* _EXERCISE DETAILS_:
Work out how many lines in the entries below include the word "title". Give nothing but the number.

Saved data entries

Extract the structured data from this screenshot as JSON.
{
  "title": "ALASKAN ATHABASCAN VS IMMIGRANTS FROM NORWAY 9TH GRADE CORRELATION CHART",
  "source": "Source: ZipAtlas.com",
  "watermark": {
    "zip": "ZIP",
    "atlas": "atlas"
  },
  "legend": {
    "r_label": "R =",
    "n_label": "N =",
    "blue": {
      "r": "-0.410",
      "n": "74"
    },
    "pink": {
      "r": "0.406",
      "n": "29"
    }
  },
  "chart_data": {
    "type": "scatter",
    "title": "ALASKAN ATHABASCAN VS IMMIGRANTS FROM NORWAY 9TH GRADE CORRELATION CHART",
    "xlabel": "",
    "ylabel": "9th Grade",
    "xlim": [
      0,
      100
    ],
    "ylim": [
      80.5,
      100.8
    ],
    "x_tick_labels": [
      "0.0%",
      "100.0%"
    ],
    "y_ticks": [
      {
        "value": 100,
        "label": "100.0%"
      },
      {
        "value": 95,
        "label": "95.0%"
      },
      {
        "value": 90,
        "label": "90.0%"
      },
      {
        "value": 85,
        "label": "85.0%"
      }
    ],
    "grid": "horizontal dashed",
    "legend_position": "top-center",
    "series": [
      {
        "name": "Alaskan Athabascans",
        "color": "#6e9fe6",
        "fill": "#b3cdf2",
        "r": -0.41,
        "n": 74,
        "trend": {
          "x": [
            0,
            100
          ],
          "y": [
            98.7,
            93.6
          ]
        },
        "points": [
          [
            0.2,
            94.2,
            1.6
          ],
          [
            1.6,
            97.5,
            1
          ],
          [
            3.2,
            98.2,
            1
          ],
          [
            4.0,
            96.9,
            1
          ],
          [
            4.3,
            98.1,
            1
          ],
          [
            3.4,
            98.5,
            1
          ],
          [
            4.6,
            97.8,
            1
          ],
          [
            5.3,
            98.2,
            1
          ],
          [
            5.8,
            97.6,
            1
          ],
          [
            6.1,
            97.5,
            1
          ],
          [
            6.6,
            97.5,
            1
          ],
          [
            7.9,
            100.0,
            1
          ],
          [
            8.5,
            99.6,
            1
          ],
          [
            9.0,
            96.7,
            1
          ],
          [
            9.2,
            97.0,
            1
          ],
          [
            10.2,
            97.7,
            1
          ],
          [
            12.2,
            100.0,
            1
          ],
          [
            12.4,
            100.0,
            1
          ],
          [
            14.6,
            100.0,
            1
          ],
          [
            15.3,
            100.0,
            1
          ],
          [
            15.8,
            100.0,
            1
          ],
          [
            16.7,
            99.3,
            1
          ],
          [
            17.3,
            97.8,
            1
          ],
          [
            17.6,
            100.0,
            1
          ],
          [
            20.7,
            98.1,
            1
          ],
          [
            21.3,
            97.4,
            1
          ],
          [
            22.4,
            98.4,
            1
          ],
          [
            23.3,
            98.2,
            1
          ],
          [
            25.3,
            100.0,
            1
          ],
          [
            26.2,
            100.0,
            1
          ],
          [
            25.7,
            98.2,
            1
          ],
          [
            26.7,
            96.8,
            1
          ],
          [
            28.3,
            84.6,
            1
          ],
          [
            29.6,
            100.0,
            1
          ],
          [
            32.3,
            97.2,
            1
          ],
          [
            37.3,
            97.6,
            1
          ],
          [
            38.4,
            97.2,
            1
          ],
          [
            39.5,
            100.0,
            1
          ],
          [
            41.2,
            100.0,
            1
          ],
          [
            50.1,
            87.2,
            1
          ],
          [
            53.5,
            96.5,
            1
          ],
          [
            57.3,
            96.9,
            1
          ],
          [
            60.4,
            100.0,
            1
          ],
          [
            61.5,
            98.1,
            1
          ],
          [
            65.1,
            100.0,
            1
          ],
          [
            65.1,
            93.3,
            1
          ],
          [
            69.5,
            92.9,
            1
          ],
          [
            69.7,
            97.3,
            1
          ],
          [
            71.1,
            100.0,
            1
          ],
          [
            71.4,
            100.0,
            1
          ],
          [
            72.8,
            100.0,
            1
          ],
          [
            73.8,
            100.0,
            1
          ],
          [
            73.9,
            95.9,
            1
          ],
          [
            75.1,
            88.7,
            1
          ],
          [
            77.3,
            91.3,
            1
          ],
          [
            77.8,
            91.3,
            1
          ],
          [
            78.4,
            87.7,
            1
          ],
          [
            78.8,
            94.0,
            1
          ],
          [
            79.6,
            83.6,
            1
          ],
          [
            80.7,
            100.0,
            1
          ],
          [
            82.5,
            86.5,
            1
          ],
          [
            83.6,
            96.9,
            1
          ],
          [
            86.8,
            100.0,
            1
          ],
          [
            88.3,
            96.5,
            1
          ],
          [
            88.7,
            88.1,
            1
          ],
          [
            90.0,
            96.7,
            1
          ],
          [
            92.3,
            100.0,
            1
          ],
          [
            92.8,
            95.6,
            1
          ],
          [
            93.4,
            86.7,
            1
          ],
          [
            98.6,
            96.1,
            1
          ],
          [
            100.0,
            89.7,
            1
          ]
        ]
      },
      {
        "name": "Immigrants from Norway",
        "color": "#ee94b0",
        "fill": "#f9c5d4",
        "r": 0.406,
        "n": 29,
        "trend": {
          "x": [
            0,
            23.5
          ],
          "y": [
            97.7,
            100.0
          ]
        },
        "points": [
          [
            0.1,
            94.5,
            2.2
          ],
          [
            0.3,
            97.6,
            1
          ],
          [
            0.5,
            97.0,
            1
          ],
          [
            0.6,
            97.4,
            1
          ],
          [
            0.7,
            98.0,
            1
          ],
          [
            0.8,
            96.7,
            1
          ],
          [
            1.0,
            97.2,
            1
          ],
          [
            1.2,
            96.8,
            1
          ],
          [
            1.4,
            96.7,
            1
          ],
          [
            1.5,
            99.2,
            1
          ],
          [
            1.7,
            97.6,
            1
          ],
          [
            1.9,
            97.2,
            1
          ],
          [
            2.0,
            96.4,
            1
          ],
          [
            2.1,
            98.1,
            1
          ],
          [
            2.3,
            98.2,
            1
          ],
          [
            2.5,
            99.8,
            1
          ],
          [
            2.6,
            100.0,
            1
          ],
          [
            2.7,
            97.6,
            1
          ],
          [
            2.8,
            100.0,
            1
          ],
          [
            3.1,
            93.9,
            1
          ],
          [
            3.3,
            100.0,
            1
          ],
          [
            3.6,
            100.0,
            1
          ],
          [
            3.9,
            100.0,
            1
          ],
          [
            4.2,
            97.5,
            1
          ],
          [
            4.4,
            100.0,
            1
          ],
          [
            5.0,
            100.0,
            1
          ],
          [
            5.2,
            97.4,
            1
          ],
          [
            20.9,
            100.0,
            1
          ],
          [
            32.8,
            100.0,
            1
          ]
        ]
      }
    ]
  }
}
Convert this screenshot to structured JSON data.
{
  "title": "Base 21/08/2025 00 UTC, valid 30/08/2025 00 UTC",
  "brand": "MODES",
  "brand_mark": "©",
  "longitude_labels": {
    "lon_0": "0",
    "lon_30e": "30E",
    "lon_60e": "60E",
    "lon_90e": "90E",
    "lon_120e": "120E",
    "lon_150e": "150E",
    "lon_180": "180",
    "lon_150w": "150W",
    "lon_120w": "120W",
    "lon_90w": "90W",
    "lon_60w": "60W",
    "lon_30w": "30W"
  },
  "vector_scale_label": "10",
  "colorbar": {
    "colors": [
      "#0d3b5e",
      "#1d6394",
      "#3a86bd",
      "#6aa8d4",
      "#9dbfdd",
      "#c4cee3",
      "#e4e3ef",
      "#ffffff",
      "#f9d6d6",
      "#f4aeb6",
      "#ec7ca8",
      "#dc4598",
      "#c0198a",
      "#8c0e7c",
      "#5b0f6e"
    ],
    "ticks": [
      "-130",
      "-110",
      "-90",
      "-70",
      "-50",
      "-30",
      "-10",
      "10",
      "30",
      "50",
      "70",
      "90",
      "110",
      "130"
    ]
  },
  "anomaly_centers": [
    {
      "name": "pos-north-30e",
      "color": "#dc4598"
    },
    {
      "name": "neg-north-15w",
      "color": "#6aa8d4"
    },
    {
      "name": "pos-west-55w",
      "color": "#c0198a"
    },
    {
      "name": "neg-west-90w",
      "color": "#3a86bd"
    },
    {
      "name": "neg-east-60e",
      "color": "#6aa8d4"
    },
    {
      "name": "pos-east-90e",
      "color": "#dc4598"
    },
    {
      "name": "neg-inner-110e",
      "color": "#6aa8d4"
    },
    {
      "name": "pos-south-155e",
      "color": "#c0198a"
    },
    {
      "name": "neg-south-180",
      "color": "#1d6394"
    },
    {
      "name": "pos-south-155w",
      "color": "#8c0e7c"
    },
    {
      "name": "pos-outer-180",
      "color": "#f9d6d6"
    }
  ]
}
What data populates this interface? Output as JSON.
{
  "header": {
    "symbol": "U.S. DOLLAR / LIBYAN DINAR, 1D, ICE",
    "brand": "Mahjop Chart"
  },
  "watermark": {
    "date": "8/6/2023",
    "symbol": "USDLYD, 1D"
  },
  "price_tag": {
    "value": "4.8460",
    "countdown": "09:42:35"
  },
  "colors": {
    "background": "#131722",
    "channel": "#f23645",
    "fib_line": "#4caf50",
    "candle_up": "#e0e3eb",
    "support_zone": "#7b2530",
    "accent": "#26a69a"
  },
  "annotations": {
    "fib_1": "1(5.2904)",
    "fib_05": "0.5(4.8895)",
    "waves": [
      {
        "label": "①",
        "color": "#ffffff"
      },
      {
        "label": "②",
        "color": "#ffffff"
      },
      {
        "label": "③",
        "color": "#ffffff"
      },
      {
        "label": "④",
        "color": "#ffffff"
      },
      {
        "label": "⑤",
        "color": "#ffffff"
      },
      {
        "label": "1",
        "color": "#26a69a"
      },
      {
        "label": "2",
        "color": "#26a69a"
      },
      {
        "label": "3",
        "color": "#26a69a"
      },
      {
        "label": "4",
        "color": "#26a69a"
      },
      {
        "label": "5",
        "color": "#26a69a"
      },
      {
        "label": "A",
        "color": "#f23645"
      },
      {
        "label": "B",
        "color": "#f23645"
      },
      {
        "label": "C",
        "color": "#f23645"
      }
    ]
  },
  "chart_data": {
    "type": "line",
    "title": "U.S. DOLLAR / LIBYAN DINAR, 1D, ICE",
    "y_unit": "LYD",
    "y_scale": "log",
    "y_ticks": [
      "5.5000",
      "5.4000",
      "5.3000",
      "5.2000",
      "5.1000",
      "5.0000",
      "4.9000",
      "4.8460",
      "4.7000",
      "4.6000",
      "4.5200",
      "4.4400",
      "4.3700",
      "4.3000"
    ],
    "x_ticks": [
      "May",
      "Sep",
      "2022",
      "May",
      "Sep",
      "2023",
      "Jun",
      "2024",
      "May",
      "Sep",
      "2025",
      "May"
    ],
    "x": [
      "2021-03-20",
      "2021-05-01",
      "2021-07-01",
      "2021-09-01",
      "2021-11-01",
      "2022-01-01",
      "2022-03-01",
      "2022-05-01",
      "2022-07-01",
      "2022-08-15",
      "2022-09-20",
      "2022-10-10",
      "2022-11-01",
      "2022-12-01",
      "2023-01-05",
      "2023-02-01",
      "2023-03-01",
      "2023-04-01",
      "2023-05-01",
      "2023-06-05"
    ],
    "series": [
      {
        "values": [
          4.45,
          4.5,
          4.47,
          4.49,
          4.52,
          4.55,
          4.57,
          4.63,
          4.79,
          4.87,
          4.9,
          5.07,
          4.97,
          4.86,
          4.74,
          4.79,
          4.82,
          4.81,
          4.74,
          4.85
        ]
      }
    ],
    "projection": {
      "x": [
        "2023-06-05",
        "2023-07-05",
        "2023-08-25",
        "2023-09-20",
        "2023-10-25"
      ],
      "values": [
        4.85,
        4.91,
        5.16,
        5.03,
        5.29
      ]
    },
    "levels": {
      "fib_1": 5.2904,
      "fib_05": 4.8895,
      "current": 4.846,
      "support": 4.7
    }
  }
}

* _ANSWER_:
4